(A block of data)
'''

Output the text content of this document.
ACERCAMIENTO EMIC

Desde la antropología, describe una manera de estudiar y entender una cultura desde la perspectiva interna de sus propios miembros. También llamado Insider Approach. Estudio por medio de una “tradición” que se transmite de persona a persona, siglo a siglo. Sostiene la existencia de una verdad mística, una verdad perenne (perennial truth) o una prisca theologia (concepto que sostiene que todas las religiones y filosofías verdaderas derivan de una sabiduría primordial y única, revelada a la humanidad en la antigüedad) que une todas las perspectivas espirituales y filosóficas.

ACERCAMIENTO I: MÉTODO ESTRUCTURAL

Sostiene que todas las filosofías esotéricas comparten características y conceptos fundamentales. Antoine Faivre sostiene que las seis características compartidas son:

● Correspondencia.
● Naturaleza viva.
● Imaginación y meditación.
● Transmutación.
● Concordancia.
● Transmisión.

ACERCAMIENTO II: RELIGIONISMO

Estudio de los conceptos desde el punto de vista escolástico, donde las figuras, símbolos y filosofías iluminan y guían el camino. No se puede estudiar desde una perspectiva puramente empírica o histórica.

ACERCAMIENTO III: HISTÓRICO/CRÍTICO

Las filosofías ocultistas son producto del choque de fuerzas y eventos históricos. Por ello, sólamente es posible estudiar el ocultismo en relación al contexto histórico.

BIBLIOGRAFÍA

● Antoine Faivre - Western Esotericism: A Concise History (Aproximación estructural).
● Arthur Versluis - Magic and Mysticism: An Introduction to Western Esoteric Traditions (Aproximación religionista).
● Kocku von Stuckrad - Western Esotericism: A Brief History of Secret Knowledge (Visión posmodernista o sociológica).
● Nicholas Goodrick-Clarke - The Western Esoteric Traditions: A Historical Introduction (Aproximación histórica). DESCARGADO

'''

> _Objective_: Return all of the entries word for word.

> _The output_:
Output the text content of this document.
ACERCAMIENTO EMIC

Desde la antropología, describe una manera de estudiar y entender una cultura desde la perspectiva interna de sus propios miembros. También llamado Insider Approach. Estudio por medio de una “tradición” que se transmite de persona a persona, siglo a siglo. Sostiene la existencia de una verdad mística, una verdad perenne (perennial truth) o una prisca theologia (concepto que sostiene que todas las religiones y filosofías verdaderas derivan de una sabiduría primordial y única, revelada a la humanidad en la antigüedad) que une todas las perspectivas espirituales y filosóficas.

ACERCAMIENTO I: MÉTODO ESTRUCTURAL

Sostiene que todas las filosofías esotéricas comparten características y conceptos fundamentales. Antoine Faivre sostiene que las seis características compartidas son:

● Correspondencia.
● Naturaleza viva.
● Imaginación y meditación.
● Transmutación.
● Concordancia.
● Transmisión.

ACERCAMIENTO II: RELIGIONISMO

Estudio de los conceptos desde el punto de vista escolástico, donde las figuras, símbolos y filosofías iluminan y guían el camino. No se puede estudiar desde una perspectiva puramente empírica o histórica.

ACERCAMIENTO III: HISTÓRICO/CRÍTICO

Las filosofías ocultistas son producto del choque de fuerzas y eventos históricos. Por ello, sólamente es posible estudiar el ocultismo en relación al contexto histórico.

BIBLIOGRAFÍA

● Antoine Faivre - Western Esotericism: A Concise History (Aproximación estructural).
● Arthur Versluis - Magic and Mysticism: An Introduction to Western Esoteric Traditions (Aproximación religionista).
● Kocku von Stuckrad - Western Esotericism: A Brief History of Secret Knowledge (Visión posmodernista o sociológica).
● Nicholas Goodrick-Clarke - The Western Esoteric Traditions: A Historical Introduction (Aproximación histórica). DESCARGADO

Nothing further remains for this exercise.